• What the task requires: Review the lines that follow and copy each one that contains the word "datas".

• Records:
:::
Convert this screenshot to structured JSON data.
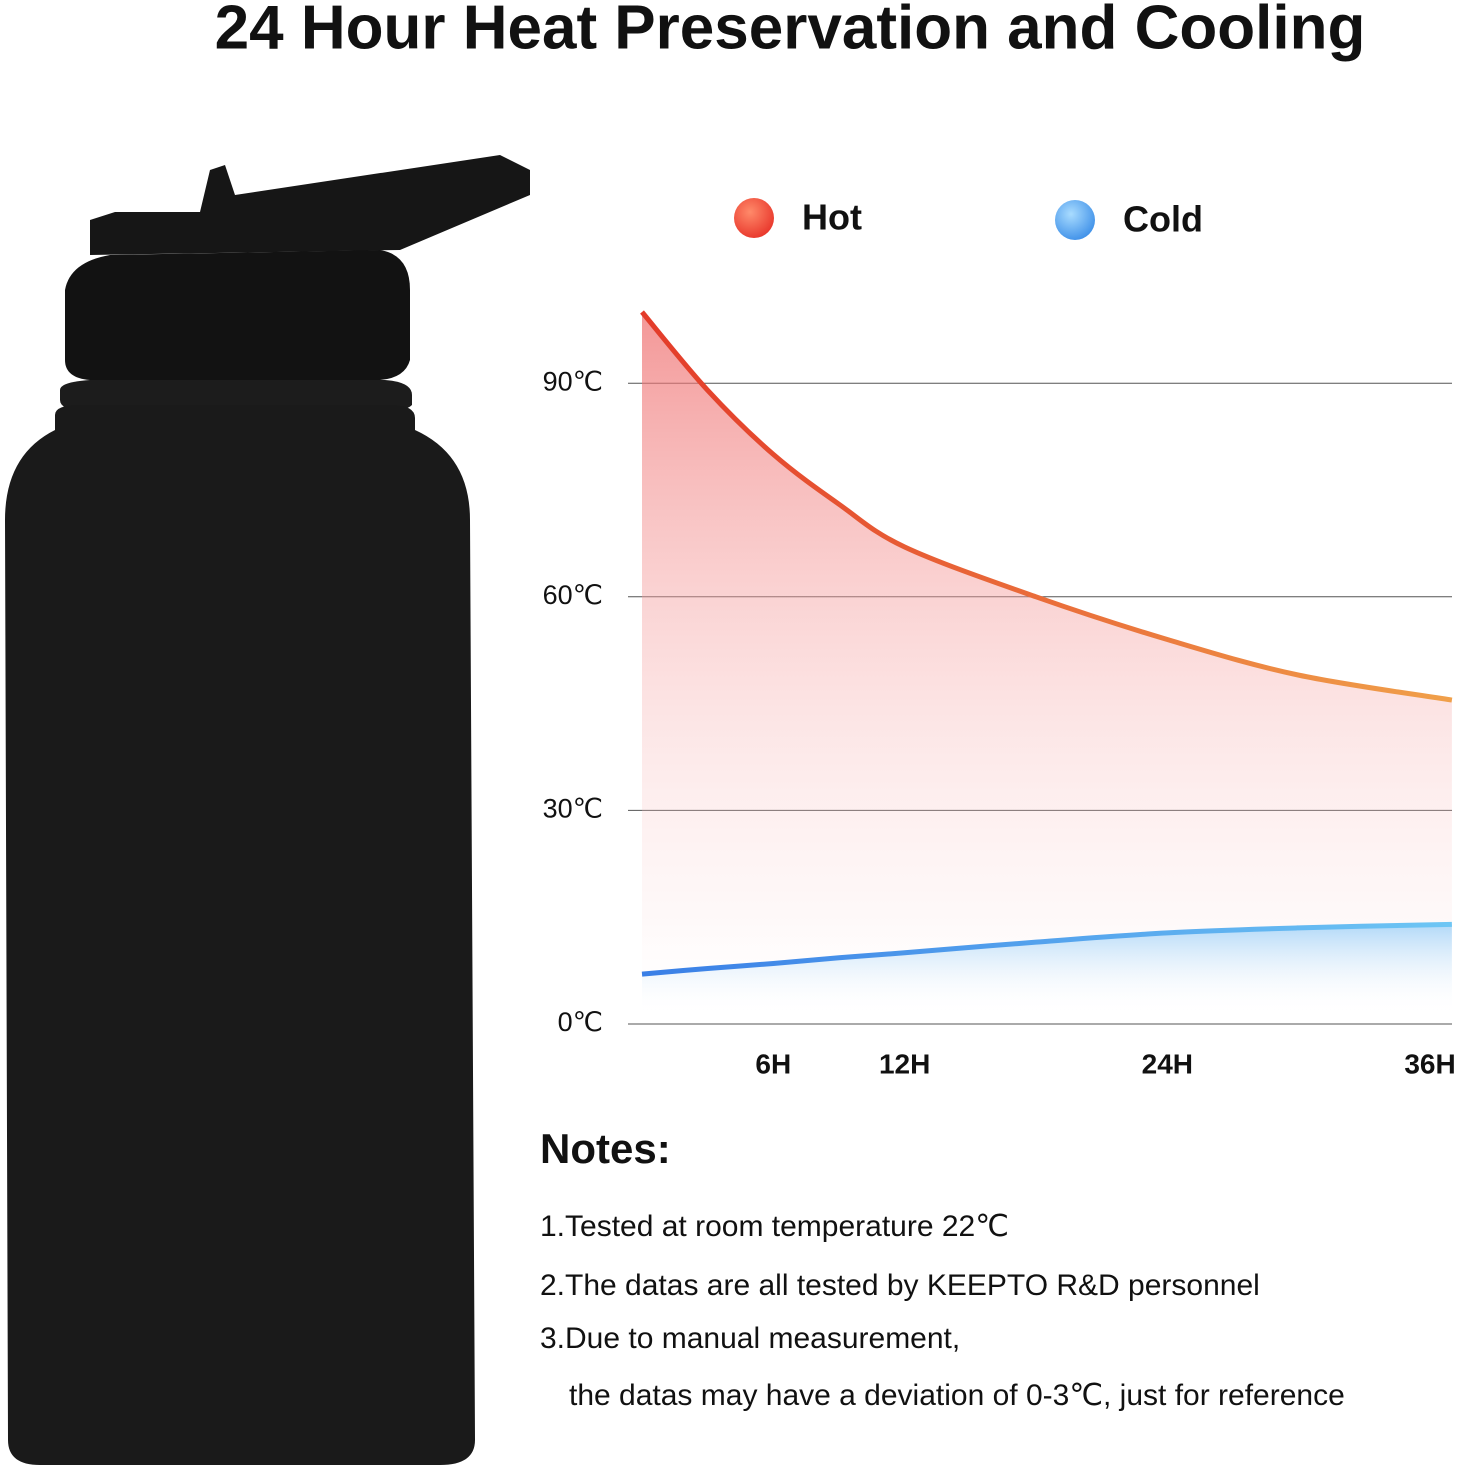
{
  "title": "24 Hour Heat Preservation and Cooling",
  "chart_data": {
    "type": "line",
    "x": [
      0,
      3,
      6,
      9,
      12,
      18,
      24,
      30,
      37
    ],
    "series": [
      {
        "name": "Hot",
        "color": "#e8452c",
        "values": [
          100,
          89,
          80,
          73,
          67,
          60,
          54,
          49,
          45.5
        ]
      },
      {
        "name": "Cold",
        "color": "#3d8fe8",
        "values": [
          7,
          7.8,
          8.5,
          9.3,
          10,
          11.5,
          12.8,
          13.5,
          14
        ]
      }
    ],
    "xlim": [
      0,
      37
    ],
    "xticks": [
      {
        "value": 6,
        "label": "6H"
      },
      {
        "value": 12,
        "label": "12H"
      },
      {
        "value": 24,
        "label": "24H"
      },
      {
        "value": 36,
        "label": "36H"
      }
    ],
    "ylim": [
      0,
      100
    ],
    "yticks": [
      {
        "value": 0,
        "label": "0℃"
      },
      {
        "value": 30,
        "label": "30℃"
      },
      {
        "value": 60,
        "label": "60℃"
      },
      {
        "value": 90,
        "label": "90℃"
      }
    ],
    "grid": true
  },
  "notes": {
    "heading": "Notes:",
    "items": [
      "1.Tested at room temperature 22℃",
      "2.The datas are all tested by KEEPTO R&D personnel",
      "3.Due to manual measurement,",
      "the datas may have a deviation of 0-3℃, just for reference"
    ]
  }
}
:::
• Result for this exercise:
      "2.The datas are all tested by KEEPTO R&D personnel",
      "the datas may have a deviation of 0-3℃, just for reference"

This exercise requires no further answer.